Work to do
How many lines in these records hold the string "this"? State only that number.

Extracted data entries:
-*-

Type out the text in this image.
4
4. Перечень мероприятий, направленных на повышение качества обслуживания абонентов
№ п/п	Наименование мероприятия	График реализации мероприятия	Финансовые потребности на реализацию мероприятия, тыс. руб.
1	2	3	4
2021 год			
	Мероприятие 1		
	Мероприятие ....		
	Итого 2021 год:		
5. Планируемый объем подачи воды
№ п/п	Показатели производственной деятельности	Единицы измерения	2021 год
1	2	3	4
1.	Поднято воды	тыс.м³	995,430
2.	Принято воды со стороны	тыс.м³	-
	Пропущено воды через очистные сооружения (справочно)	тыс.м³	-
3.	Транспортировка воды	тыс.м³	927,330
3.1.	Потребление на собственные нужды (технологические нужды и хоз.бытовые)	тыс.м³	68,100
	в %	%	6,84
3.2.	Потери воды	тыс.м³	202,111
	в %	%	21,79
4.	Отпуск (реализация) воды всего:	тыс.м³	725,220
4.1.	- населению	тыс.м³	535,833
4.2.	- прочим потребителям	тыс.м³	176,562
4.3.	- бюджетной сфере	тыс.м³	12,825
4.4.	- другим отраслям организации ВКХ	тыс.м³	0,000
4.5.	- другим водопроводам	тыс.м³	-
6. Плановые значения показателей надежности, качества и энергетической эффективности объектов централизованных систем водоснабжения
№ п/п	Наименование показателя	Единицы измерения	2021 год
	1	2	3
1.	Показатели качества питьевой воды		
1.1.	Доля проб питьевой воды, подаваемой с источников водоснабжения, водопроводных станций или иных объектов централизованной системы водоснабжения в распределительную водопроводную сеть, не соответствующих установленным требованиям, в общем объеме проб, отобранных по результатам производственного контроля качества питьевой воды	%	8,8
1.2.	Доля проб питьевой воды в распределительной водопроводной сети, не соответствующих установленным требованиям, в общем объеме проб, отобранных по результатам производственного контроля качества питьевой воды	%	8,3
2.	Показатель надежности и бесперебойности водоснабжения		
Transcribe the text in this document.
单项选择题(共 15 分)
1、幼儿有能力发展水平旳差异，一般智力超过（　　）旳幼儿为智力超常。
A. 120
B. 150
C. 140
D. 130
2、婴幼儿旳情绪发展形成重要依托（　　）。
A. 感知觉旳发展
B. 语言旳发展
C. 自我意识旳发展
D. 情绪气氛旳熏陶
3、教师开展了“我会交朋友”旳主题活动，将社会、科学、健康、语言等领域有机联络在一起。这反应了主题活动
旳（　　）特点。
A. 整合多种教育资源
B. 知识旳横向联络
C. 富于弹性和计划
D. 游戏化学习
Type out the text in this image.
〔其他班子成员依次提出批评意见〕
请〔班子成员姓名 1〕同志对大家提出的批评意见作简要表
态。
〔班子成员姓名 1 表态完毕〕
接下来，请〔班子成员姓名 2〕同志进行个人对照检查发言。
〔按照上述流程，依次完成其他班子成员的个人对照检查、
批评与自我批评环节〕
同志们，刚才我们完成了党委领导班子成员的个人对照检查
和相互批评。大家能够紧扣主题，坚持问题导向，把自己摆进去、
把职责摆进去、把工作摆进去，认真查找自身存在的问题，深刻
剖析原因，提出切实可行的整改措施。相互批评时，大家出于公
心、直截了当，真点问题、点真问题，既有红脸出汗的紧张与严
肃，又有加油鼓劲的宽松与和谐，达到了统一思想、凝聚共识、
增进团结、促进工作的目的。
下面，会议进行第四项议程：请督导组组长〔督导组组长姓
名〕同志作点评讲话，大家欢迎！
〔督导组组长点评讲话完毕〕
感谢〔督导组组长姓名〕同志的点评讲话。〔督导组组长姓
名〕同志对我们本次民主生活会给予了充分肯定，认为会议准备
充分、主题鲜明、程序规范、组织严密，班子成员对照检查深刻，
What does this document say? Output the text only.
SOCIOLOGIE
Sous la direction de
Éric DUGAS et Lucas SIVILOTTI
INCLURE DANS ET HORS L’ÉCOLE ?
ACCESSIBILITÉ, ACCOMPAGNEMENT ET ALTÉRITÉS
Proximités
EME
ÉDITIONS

-*-

Complete answer
4